### Stated problem
Give only the count of lines containing "уравнения".

Extracted records
──────────────────────────────

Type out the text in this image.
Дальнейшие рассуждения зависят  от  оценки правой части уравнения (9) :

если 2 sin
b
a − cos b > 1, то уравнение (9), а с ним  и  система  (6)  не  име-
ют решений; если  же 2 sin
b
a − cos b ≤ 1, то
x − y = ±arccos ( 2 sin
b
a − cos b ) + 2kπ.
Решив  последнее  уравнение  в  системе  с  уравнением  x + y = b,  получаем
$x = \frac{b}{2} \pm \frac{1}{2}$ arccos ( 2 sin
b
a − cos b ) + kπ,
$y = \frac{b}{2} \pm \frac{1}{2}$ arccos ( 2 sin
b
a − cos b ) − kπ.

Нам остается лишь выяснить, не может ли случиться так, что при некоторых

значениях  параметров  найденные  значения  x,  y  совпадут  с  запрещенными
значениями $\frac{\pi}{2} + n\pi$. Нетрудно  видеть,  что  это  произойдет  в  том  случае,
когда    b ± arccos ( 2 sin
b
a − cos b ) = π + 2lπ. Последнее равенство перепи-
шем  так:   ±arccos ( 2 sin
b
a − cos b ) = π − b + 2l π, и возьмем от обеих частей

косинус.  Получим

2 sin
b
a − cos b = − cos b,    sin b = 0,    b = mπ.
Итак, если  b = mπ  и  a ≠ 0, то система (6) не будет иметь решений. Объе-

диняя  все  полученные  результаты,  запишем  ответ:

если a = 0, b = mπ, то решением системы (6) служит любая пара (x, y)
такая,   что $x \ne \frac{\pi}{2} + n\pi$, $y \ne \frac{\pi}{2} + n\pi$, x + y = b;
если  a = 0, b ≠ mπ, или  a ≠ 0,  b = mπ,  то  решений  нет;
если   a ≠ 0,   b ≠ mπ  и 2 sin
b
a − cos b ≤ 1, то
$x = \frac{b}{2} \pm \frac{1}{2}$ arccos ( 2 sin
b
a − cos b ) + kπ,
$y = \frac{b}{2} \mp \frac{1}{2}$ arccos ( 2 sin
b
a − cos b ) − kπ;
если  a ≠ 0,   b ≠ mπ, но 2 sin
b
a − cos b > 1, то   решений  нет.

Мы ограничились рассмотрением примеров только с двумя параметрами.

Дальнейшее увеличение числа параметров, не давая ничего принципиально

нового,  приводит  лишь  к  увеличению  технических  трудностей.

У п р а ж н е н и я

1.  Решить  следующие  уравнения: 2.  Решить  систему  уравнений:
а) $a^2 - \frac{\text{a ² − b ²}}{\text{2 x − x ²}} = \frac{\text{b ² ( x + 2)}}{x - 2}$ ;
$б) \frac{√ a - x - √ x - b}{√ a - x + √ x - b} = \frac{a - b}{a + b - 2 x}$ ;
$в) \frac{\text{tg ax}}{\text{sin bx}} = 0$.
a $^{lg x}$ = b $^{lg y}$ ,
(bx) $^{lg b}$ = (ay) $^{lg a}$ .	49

──────────────────────────────

### Finished task
2